▸ **Task prompt**
Turn all the material below into a Markdown table with two columns, Row and Text. Number each line in Row and put the line itself in Text, omitting blank lines.
* Start Rows *
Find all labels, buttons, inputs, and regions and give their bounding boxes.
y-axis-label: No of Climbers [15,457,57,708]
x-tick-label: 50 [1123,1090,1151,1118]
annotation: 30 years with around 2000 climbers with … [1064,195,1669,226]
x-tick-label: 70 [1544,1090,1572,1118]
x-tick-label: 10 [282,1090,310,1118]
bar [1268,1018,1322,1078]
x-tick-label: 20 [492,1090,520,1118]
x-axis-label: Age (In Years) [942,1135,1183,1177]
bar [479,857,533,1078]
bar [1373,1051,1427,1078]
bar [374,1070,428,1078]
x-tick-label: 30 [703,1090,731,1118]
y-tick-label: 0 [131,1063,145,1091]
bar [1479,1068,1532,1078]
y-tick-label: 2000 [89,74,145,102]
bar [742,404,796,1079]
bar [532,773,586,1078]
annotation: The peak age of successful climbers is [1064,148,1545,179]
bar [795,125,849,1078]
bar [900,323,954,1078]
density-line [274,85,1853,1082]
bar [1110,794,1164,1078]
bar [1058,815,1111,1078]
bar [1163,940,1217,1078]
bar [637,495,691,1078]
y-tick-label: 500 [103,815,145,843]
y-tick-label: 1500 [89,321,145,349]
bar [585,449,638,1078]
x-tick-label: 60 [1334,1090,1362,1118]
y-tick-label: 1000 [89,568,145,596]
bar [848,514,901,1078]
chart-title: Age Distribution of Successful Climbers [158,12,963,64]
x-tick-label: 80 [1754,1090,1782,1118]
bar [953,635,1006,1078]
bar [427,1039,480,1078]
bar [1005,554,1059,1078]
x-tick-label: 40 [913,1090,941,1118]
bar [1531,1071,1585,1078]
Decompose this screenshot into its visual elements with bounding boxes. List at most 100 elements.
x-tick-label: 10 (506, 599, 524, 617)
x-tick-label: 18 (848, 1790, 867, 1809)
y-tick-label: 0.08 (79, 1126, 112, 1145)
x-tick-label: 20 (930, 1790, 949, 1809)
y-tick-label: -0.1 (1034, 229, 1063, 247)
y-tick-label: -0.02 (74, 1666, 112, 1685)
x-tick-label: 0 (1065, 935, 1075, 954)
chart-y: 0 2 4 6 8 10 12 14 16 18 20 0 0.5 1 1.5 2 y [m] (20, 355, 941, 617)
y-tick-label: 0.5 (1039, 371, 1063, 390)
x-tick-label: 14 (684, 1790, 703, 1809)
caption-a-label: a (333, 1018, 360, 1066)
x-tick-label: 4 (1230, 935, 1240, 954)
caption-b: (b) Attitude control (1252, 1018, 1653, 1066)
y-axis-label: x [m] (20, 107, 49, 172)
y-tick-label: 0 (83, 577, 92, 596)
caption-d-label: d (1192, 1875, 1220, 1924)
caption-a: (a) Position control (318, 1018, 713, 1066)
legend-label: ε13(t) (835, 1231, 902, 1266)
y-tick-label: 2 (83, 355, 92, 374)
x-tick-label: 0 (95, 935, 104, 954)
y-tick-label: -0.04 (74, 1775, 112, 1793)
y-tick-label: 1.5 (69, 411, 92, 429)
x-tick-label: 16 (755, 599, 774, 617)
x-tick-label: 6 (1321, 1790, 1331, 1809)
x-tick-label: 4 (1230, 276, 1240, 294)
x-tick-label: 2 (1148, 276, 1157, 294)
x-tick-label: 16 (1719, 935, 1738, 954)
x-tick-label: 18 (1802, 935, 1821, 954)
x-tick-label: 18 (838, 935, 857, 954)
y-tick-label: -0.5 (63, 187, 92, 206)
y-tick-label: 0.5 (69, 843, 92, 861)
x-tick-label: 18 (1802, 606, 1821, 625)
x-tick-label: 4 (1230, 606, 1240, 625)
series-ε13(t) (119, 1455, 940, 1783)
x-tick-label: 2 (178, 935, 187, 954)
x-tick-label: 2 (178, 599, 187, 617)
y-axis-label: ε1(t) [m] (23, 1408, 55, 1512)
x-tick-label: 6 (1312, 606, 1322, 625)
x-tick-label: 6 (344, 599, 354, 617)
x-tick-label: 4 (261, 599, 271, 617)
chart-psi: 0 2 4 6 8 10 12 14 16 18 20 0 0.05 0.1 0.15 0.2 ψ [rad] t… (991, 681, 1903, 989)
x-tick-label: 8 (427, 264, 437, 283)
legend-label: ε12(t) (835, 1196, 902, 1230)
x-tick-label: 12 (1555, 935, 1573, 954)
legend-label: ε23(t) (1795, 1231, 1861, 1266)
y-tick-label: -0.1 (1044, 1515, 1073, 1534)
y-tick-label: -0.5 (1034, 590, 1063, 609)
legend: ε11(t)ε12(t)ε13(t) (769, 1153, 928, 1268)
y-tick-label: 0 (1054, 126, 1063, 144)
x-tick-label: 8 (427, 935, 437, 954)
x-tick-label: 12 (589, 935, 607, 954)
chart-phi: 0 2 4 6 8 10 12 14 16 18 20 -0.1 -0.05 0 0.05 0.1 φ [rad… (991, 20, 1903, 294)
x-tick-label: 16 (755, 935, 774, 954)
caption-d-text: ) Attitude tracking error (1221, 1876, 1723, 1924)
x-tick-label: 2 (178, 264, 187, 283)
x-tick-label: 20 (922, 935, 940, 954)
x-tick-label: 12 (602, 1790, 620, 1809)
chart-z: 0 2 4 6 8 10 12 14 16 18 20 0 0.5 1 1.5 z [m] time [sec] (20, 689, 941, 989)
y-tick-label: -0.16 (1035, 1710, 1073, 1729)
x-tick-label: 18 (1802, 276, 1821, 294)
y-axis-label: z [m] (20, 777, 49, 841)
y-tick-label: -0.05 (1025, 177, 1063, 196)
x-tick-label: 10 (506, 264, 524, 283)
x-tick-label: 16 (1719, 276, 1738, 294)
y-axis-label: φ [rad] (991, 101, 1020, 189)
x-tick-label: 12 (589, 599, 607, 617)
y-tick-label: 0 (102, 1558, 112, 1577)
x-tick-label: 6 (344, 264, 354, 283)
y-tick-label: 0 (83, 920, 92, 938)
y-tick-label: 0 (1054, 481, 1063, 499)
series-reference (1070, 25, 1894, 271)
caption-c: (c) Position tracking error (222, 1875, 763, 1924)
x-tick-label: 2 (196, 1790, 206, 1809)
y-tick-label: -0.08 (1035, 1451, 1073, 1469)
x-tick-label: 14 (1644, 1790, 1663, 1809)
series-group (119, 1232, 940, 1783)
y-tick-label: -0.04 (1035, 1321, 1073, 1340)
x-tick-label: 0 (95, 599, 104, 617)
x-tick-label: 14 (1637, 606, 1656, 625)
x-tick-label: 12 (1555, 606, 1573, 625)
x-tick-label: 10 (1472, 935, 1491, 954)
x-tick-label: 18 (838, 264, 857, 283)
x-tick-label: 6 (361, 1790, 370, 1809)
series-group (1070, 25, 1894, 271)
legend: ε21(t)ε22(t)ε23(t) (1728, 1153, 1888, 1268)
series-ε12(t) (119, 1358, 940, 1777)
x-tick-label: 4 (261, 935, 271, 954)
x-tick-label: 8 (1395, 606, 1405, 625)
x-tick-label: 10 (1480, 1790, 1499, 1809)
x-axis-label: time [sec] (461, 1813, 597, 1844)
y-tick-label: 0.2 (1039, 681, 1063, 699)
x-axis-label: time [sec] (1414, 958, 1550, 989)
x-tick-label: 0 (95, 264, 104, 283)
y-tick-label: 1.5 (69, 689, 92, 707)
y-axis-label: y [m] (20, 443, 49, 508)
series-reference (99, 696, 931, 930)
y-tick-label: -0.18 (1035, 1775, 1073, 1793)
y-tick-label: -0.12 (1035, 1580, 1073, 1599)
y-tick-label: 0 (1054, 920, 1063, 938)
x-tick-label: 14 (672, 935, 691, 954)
* End Rows *
▸ **Exercise output**
| Row | Text |
|---|---|
| 1 | Find all labels, buttons, inputs, and regions and give their bounding boxes. |
| 2 | y-axis-label: No of Climbers [15,457,57,708] |
| 3 | x-tick-label: 50 [1123,1090,1151,1118] |
| 4 | annotation: 30 years with around 2000 climbers with … [1064,195,1669,226] |
| 5 | x-tick-label: 70 [1544,1090,1572,1118] |
| 6 | x-tick-label: 10 [282,1090,310,1118] |
| 7 | bar [1268,1018,1322,1078] |
| 8 | x-tick-label: 20 [492,1090,520,1118] |
| 9 | x-axis-label: Age (In Years) [942,1135,1183,1177] |
| 10 | bar [479,857,533,1078] |
| 11 | bar [1373,1051,1427,1078] |
| 12 | bar [374,1070,428,1078] |
| 13 | x-tick-label: 30 [703,1090,731,1118] |
| 14 | y-tick-label: 0 [131,1063,145,1091] |
| 15 | bar [1479,1068,1532,1078] |
| 16 | y-tick-label: 2000 [89,74,145,102] |
| 17 | bar [742,404,796,1079] |
| 18 | bar [532,773,586,1078] |
| 19 | annotation: The peak age of successful climbers is [1064,148,1545,179] |
| 20 | bar [795,125,849,1078] |
| 21 | bar [900,323,954,1078] |
| 22 | density-line [274,85,1853,1082] |
| 23 | bar [1110,794,1164,1078] |
| 24 | bar [1058,815,1111,1078] |
| 25 | bar [1163,940,1217,1078] |
| 26 | bar [637,495,691,1078] |
| 27 | y-tick-label: 500 [103,815,145,843] |
| 28 | y-tick-label: 1500 [89,321,145,349] |
| 29 | bar [585,449,638,1078] |
| 30 | x-tick-label: 60 [1334,1090,1362,1118] |
| 31 | y-tick-label: 1000 [89,568,145,596] |
| 32 | bar [848,514,901,1078] |
| 33 | chart-title: Age Distribution of Successful Climbers [158,12,963,64] |
| 34 | x-tick-label: 80 [1754,1090,1782,1118] |
| 35 | bar [953,635,1006,1078] |
| 36 | bar [427,1039,480,1078] |
| 37 | bar [1005,554,1059,1078] |
| 38 | x-tick-label: 40 [913,1090,941,1118] |
| 39 | bar [1531,1071,1585,1078] |
| 40 | Decompose this screenshot into its visual elements with bounding boxes. List at most 100 elements. |
| 41 | x-tick-label: 10 (506, 599, 524, 617) |
| 42 | x-tick-label: 18 (848, 1790, 867, 1809) |
| 43 | y-tick-label: 0.08 (79, 1126, 112, 1145) |
| 44 | x-tick-label: 20 (930, 1790, 949, 1809) |
| 45 | y-tick-label: -0.1 (1034, 229, 1063, 247) |
| 46 | y-tick-label: -0.02 (74, 1666, 112, 1685) |
| 47 | x-tick-label: 0 (1065, 935, 1075, 954) |
| 48 | chart-y: 0 2 4 6 8 10 12 14 16 18 20 0 0.5 1 1.5 2 y [m] (20, 355, 941, 617) |
| 49 | y-tick-label: 0.5 (1039, 371, 1063, 390) |
| 50 | x-tick-label: 14 (684, 1790, 703, 1809) |
| 51 | caption-a-label: a (333, 1018, 360, 1066) |
| 52 | x-tick-label: 4 (1230, 935, 1240, 954) |
| 53 | caption-b: (b) Attitude control (1252, 1018, 1653, 1066) |
| 54 | y-axis-label: x [m] (20, 107, 49, 172) |
| 55 | y-tick-label: 0 (83, 577, 92, 596) |
| 56 | caption-d-label: d (1192, 1875, 1220, 1924) |
| 57 | caption-a: (a) Position control (318, 1018, 713, 1066) |
| 58 | legend-label: ε13(t) (835, 1231, 902, 1266) |
| 59 | y-tick-label: 2 (83, 355, 92, 374) |
| 60 | x-tick-label: 0 (95, 935, 104, 954) |
| 61 | y-tick-label: -0.04 (74, 1775, 112, 1793) |
| 62 | y-tick-label: 1.5 (69, 411, 92, 429) |
| 63 | x-tick-label: 16 (755, 599, 774, 617) |
| 64 | x-tick-label: 6 (1321, 1790, 1331, 1809) |
| 65 | x-tick-label: 4 (1230, 276, 1240, 294) |
| 66 | x-tick-label: 2 (1148, 276, 1157, 294) |
| 67 | x-tick-label: 16 (1719, 935, 1738, 954) |
| 68 | x-tick-label: 18 (1802, 935, 1821, 954) |
| 69 | x-tick-label: 18 (838, 935, 857, 954) |
| 70 | y-tick-label: -0.5 (63, 187, 92, 206) |
| 71 | y-tick-label: 0.5 (69, 843, 92, 861) |
| 72 | x-tick-label: 18 (1802, 606, 1821, 625) |
| 73 | x-tick-label: 4 (1230, 606, 1240, 625) |
| 74 | series-ε13(t) (119, 1455, 940, 1783) |
| 75 | x-tick-label: 2 (178, 935, 187, 954) |
| 76 | x-tick-label: 2 (178, 599, 187, 617) |
| 77 | y-axis-label: ε1(t) [m] (23, 1408, 55, 1512) |
| 78 | x-tick-label: 6 (1312, 606, 1322, 625) |
| 79 | x-tick-label: 6 (344, 599, 354, 617) |
| 80 | x-tick-label: 4 (261, 599, 271, 617) |
| 81 | chart-psi: 0 2 4 6 8 10 12 14 16 18 20 0 0.05 0.1 0.15 0.2 ψ [rad] t… (991, 681, 1903, 989) |
| 82 | x-tick-label: 8 (427, 264, 437, 283) |
| 83 | legend-label: ε12(t) (835, 1196, 902, 1230) |
| 84 | x-tick-label: 12 (1555, 935, 1573, 954) |
| 85 | legend-label: ε23(t) (1795, 1231, 1861, 1266) |
| 86 | y-tick-label: -0.1 (1044, 1515, 1073, 1534) |
| 87 | y-tick-label: -0.5 (1034, 590, 1063, 609) |
| 88 | legend: ε11(t)ε12(t)ε13(t) (769, 1153, 928, 1268) |
| 89 | y-tick-label: 0 (1054, 126, 1063, 144) |
| 90 | x-tick-label: 8 (427, 935, 437, 954) |
| 91 | x-tick-label: 12 (589, 935, 607, 954) |
| 92 | chart-phi: 0 2 4 6 8 10 12 14 16 18 20 -0.1 -0.05 0 0.05 0.1 φ [rad… (991, 20, 1903, 294) |
| 93 | x-tick-label: 16 (755, 935, 774, 954) |
| 94 | caption-d-text: ) Attitude tracking error (1221, 1876, 1723, 1924) |
| 95 | x-tick-label: 2 (178, 264, 187, 283) |
| 96 | x-tick-label: 20 (922, 935, 940, 954) |
| 97 | x-tick-label: 12 (602, 1790, 620, 1809) |
| 98 | chart-z: 0 2 4 6 8 10 12 14 16 18 20 0 0.5 1 1.5 z [m] time [sec] (20, 689, 941, 989) |
| 99 | y-tick-label: -0.16 (1035, 1710, 1073, 1729) |
| 100 | x-tick-label: 18 (1802, 276, 1821, 294) |
| 101 | y-axis-label: z [m] (20, 777, 49, 841) |
| 102 | y-tick-label: -0.05 (1025, 177, 1063, 196) |
| 103 | x-tick-label: 10 (506, 264, 524, 283) |
| 104 | x-tick-label: 16 (1719, 276, 1738, 294) |
| 105 | y-axis-label: φ [rad] (991, 101, 1020, 189) |
| 106 | x-tick-label: 12 (589, 599, 607, 617) |
| 107 | y-tick-label: 0 (102, 1558, 112, 1577) |
| 108 | x-tick-label: 6 (344, 264, 354, 283) |
| 109 | y-tick-label: 0 (83, 920, 92, 938) |
| 110 | y-tick-label: 0 (1054, 481, 1063, 499) |
| 111 | series-reference (1070, 25, 1894, 271) |
| 112 | caption-c: (c) Position tracking error (222, 1875, 763, 1924) |
| 113 | x-tick-label: 2 (196, 1790, 206, 1809) |
| 114 | y-tick-label: -0.08 (1035, 1451, 1073, 1469) |
| 115 | x-tick-label: 14 (1644, 1790, 1663, 1809) |
| 116 | series-group (119, 1232, 940, 1783) |
| 117 | y-tick-label: -0.04 (1035, 1321, 1073, 1340) |
| 118 | x-tick-label: 0 (95, 599, 104, 617) |
| 119 | x-tick-label: 14 (1637, 606, 1656, 625) |
| 120 | x-tick-label: 12 (1555, 606, 1573, 625) |
| 121 | x-tick-label: 10 (1472, 935, 1491, 954) |
| 122 | x-tick-label: 18 (838, 264, 857, 283) |
| 123 | x-tick-label: 6 (361, 1790, 370, 1809) |
| 124 | series-group (1070, 25, 1894, 271) |
| 125 | legend: ε21(t)ε22(t)ε23(t) (1728, 1153, 1888, 1268) |
| 126 | series-ε12(t) (119, 1358, 940, 1777) |
| 127 | x-tick-label: 4 (261, 935, 271, 954) |
| 128 | x-tick-label: 8 (1395, 606, 1405, 625) |
| 129 | x-tick-label: 10 (1480, 1790, 1499, 1809) |
| 130 | x-axis-label: time [sec] (461, 1813, 597, 1844) |
| 131 | y-tick-label: 0.2 (1039, 681, 1063, 699) |
| 132 | x-axis-label: time [sec] (1414, 958, 1550, 989) |
| 133 | x-tick-label: 0 (95, 264, 104, 283) |
| 134 | y-tick-label: 1.5 (69, 689, 92, 707) |
| 135 | y-axis-label: y [m] (20, 443, 49, 508) |
| 136 | series-reference (99, 696, 931, 930) |
| 137 | y-tick-label: -0.18 (1035, 1775, 1073, 1793) |
| 138 | y-tick-label: -0.12 (1035, 1580, 1073, 1599) |
| 139 | y-tick-label: 0 (1054, 920, 1063, 938) |
| 140 | x-tick-label: 14 (672, 935, 691, 954) |